#### [Exercise brief]
Return the data below in full, matching every line exactly.

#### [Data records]
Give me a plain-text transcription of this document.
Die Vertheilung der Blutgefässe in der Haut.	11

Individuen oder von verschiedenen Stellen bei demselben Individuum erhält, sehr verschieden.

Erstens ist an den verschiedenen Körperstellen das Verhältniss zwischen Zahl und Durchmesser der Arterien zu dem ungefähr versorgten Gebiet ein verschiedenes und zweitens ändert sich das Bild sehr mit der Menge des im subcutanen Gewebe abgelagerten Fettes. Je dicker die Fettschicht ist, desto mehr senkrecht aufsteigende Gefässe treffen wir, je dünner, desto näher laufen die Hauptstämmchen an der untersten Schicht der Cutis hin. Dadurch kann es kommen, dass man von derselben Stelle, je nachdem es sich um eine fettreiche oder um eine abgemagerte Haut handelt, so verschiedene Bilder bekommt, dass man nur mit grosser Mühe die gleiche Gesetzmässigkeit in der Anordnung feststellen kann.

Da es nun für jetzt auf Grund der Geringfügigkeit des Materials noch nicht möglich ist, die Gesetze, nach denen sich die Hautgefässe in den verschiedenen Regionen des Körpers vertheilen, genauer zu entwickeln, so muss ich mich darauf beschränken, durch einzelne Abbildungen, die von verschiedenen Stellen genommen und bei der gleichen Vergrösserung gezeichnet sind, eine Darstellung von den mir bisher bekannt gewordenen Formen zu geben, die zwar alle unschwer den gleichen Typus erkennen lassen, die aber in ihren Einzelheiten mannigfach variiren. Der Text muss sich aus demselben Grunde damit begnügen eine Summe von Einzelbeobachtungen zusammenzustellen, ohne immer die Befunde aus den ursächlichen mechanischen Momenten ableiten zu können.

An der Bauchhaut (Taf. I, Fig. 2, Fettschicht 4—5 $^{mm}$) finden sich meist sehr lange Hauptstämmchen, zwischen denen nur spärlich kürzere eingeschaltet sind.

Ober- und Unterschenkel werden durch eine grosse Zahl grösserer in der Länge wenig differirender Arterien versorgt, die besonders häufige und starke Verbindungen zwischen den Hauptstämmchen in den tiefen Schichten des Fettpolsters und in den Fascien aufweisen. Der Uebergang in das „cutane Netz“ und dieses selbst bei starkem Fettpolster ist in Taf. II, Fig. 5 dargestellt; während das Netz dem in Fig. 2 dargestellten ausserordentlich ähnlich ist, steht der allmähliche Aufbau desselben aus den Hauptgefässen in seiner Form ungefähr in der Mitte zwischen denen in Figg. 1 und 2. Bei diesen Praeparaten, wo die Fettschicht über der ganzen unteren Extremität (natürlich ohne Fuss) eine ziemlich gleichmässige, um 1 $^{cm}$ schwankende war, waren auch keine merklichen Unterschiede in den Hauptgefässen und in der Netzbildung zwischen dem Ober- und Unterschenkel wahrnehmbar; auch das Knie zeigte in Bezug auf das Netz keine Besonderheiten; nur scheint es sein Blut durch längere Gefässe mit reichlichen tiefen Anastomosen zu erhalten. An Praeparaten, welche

#### [Response]
Give me a plain-text transcription of this document.
Die Vertheilung der Blutgefässe in der Haut.	11

Individuen oder von verschiedenen Stellen bei demselben Individuum erhält, sehr verschieden.

Erstens ist an den verschiedenen Körperstellen das Verhältniss zwischen Zahl und Durchmesser der Arterien zu dem ungefähr versorgten Gebiet ein verschiedenes und zweitens ändert sich das Bild sehr mit der Menge des im subcutanen Gewebe abgelagerten Fettes. Je dicker die Fettschicht ist, desto mehr senkrecht aufsteigende Gefässe treffen wir, je dünner, desto näher laufen die Hauptstämmchen an der untersten Schicht der Cutis hin. Dadurch kann es kommen, dass man von derselben Stelle, je nachdem es sich um eine fettreiche oder um eine abgemagerte Haut handelt, so verschiedene Bilder bekommt, dass man nur mit grosser Mühe die gleiche Gesetzmässigkeit in der Anordnung feststellen kann.

Da es nun für jetzt auf Grund der Geringfügigkeit des Materials noch nicht möglich ist, die Gesetze, nach denen sich die Hautgefässe in den verschiedenen Regionen des Körpers vertheilen, genauer zu entwickeln, so muss ich mich darauf beschränken, durch einzelne Abbildungen, die von verschiedenen Stellen genommen und bei der gleichen Vergrösserung gezeichnet sind, eine Darstellung von den mir bisher bekannt gewordenen Formen zu geben, die zwar alle unschwer den gleichen Typus erkennen lassen, die aber in ihren Einzelheiten mannigfach variiren. Der Text muss sich aus demselben Grunde damit begnügen eine Summe von Einzelbeobachtungen zusammenzustellen, ohne immer die Befunde aus den ursächlichen mechanischen Momenten ableiten zu können.

An der Bauchhaut (Taf. I, Fig. 2, Fettschicht 4—5 $^{mm}$) finden sich meist sehr lange Hauptstämmchen, zwischen denen nur spärlich kürzere eingeschaltet sind.

Ober- und Unterschenkel werden durch eine grosse Zahl grösserer in der Länge wenig differirender Arterien versorgt, die besonders häufige und starke Verbindungen zwischen den Hauptstämmchen in den tiefen Schichten des Fettpolsters und in den Fascien aufweisen. Der Uebergang in das „cutane Netz“ und dieses selbst bei starkem Fettpolster ist in Taf. II, Fig. 5 dargestellt; während das Netz dem in Fig. 2 dargestellten ausserordentlich ähnlich ist, steht der allmähliche Aufbau desselben aus den Hauptgefässen in seiner Form ungefähr in der Mitte zwischen denen in Figg. 1 und 2. Bei diesen Praeparaten, wo die Fettschicht über der ganzen unteren Extremität (natürlich ohne Fuss) eine ziemlich gleichmässige, um 1 $^{cm}$ schwankende war, waren auch keine merklichen Unterschiede in den Hauptgefässen und in der Netzbildung zwischen dem Ober- und Unterschenkel wahrnehmbar; auch das Knie zeigte in Bezug auf das Netz keine Besonderheiten; nur scheint es sein Blut durch längere Gefässe mit reichlichen tiefen Anastomosen zu erhalten. An Praeparaten, welche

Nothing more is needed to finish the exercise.